### Work to complete
Spot each line that carries the word "قبلي"; copy those lines.

::::

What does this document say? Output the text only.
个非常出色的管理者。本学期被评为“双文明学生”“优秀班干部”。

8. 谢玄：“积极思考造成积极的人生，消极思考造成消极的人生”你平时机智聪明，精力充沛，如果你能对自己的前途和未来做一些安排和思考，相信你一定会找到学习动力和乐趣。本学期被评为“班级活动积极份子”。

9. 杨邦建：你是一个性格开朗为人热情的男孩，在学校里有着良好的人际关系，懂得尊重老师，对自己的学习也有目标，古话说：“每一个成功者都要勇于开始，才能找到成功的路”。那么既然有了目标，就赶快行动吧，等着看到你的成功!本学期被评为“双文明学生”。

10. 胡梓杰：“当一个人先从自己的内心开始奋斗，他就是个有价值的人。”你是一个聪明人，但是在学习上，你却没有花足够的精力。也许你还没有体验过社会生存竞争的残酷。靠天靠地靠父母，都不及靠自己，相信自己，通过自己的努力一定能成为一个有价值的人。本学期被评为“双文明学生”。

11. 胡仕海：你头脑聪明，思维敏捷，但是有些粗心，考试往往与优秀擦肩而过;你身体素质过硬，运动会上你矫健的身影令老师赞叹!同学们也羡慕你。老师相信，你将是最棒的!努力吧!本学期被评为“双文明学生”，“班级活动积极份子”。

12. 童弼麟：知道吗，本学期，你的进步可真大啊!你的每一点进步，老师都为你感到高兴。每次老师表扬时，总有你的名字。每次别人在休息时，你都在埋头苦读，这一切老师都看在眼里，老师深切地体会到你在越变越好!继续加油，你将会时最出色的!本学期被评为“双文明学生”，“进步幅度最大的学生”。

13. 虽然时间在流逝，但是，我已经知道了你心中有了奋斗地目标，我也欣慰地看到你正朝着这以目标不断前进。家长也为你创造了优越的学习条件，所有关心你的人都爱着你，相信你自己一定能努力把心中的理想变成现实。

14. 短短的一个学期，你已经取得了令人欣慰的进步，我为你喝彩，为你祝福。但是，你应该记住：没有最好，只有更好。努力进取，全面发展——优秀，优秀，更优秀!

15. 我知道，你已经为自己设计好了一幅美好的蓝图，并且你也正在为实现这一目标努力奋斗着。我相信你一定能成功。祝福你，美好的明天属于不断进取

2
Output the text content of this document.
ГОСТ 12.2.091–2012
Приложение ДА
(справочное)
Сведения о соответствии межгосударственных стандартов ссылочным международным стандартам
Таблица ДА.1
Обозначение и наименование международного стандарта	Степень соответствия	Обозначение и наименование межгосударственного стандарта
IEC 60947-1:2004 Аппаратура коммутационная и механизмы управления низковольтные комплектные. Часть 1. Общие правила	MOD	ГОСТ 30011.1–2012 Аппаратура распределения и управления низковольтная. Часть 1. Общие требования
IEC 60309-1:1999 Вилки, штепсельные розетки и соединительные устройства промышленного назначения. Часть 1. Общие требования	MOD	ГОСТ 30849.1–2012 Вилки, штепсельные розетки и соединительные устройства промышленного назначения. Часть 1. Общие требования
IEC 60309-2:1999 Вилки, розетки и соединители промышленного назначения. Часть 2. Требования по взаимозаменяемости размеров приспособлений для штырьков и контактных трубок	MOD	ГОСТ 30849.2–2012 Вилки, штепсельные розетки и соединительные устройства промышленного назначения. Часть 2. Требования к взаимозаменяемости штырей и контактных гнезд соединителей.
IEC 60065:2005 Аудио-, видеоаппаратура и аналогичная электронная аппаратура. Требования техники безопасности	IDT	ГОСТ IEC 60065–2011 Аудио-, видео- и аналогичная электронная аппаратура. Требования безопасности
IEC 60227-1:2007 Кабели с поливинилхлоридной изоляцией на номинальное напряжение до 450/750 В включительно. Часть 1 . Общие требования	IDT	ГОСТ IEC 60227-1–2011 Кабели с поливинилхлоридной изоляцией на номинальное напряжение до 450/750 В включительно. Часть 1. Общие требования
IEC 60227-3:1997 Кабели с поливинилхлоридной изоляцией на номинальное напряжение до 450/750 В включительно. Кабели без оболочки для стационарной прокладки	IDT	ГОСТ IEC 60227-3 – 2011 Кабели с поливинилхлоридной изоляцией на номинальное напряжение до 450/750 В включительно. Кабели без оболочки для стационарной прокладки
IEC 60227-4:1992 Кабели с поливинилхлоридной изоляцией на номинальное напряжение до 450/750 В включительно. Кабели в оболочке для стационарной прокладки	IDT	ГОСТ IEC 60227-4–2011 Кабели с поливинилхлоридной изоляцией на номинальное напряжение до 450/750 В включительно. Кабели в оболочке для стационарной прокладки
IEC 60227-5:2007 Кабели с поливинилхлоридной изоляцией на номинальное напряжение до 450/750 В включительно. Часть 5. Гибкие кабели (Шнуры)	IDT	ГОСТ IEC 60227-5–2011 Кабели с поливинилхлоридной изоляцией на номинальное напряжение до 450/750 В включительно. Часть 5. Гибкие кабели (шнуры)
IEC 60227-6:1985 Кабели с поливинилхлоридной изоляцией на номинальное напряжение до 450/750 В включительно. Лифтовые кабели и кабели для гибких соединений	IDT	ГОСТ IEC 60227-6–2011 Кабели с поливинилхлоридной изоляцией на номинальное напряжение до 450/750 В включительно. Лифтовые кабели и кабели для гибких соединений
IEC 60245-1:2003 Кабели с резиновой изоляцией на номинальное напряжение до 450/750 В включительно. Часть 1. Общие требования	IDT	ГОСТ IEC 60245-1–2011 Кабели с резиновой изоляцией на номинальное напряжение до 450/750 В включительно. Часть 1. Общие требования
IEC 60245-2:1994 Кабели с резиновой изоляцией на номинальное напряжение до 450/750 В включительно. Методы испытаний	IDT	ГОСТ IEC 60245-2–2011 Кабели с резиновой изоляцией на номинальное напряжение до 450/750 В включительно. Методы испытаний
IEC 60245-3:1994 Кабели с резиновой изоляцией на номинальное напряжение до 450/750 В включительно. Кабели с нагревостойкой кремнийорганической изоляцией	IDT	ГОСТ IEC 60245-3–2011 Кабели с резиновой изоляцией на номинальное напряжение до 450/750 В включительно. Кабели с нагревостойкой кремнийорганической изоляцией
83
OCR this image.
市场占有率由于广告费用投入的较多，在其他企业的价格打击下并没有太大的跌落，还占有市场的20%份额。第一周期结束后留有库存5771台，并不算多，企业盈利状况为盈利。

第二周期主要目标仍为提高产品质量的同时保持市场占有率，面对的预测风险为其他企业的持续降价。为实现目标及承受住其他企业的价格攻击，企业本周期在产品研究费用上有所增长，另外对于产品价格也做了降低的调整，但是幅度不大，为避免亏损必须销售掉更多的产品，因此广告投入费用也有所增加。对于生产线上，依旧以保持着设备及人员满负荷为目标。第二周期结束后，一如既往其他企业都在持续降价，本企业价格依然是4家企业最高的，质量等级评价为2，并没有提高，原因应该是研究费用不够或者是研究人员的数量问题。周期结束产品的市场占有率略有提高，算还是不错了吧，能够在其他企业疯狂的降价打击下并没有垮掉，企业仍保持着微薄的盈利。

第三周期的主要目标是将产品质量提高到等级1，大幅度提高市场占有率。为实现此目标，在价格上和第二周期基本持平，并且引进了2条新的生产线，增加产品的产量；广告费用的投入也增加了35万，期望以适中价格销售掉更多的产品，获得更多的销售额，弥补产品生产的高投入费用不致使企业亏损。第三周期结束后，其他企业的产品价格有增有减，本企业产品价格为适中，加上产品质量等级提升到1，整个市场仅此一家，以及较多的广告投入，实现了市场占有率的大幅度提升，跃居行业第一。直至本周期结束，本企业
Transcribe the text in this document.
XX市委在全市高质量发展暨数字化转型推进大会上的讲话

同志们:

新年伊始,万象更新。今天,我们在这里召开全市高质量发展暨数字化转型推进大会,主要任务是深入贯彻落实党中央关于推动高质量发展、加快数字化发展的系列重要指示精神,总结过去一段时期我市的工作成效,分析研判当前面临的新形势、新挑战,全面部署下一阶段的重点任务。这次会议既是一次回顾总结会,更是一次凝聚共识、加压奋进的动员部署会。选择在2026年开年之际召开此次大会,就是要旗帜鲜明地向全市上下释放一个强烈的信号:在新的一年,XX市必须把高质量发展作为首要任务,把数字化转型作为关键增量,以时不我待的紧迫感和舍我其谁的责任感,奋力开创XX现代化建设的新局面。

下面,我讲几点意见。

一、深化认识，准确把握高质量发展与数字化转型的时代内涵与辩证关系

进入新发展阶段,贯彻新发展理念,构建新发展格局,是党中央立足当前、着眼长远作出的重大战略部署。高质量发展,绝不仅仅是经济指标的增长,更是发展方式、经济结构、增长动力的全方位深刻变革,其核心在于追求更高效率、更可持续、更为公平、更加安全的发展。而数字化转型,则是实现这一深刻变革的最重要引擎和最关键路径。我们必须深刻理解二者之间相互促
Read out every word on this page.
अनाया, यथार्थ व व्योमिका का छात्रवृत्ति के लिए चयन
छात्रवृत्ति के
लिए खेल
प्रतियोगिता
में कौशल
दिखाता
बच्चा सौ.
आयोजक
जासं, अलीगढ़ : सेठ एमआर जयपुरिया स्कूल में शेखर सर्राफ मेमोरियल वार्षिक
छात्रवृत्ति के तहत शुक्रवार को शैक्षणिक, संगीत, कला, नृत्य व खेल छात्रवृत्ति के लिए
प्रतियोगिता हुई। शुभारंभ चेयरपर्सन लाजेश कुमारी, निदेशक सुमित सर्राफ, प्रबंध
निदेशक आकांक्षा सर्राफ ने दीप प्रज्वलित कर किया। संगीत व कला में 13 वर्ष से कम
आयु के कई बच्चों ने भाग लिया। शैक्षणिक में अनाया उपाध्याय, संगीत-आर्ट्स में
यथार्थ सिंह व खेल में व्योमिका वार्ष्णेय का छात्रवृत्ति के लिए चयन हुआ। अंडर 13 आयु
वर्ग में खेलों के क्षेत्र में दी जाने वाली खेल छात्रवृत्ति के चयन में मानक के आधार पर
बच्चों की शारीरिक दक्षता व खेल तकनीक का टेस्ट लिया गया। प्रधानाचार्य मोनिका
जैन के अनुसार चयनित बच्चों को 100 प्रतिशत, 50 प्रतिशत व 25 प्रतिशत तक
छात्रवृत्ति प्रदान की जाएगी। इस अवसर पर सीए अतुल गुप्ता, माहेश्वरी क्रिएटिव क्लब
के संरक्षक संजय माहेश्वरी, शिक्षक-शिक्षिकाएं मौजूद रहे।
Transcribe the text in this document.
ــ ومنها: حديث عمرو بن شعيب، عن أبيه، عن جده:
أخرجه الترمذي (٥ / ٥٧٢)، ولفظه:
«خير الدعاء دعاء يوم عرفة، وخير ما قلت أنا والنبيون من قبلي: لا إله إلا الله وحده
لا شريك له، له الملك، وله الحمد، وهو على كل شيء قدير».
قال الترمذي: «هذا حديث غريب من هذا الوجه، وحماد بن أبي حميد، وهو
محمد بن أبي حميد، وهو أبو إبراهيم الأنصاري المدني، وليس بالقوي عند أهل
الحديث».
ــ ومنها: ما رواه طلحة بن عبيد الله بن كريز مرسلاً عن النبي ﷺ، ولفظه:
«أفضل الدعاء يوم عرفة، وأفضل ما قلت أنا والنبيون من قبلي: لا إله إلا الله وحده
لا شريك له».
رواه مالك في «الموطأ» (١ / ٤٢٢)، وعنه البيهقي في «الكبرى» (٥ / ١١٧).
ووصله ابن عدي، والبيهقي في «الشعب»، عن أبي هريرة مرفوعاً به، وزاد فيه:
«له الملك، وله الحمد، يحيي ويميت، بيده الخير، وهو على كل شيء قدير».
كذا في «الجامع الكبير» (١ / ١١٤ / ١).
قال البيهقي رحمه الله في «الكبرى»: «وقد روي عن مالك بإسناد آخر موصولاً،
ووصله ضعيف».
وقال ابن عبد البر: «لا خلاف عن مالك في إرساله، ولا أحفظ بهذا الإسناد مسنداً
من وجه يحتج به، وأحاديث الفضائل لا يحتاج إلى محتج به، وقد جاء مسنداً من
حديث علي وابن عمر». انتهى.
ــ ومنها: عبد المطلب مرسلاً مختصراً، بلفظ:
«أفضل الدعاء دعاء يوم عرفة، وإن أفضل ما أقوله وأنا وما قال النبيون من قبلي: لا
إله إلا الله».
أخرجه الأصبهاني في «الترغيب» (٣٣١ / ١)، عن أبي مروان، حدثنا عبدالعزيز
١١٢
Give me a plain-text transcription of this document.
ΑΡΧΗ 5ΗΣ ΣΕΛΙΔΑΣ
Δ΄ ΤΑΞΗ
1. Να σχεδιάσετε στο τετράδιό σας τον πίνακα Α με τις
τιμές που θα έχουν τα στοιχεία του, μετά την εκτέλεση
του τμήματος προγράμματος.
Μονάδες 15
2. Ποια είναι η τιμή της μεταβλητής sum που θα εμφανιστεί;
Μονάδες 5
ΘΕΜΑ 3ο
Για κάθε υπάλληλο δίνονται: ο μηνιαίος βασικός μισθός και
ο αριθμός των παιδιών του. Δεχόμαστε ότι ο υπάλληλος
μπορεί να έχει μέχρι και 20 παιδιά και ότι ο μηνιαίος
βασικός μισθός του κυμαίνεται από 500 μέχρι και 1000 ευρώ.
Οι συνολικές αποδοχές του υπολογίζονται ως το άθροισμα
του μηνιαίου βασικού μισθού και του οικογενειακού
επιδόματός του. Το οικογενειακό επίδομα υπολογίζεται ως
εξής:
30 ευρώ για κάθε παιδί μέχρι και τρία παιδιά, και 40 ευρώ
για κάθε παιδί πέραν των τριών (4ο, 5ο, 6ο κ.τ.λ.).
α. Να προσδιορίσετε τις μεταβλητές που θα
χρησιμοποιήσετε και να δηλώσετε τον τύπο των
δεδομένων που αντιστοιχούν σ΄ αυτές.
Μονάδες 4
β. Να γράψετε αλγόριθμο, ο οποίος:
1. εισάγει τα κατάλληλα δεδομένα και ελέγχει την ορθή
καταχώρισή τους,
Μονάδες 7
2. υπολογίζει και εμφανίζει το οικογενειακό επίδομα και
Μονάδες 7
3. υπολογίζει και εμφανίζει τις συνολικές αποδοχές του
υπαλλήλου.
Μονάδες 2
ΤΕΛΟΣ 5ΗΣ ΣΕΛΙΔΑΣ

::::

### Result for this task
«خير الدعاء دعاء يوم عرفة، وخير ما قلت أنا والنبيون من قبلي: لا إله إلا الله وحده
«أفضل الدعاء يوم عرفة، وأفضل ما قلت أنا والنبيون من قبلي: لا إله إلا الله وحده
«أفضل الدعاء دعاء يوم عرفة، وإن أفضل ما أقوله وأنا وما قال النبيون من قبلي: لا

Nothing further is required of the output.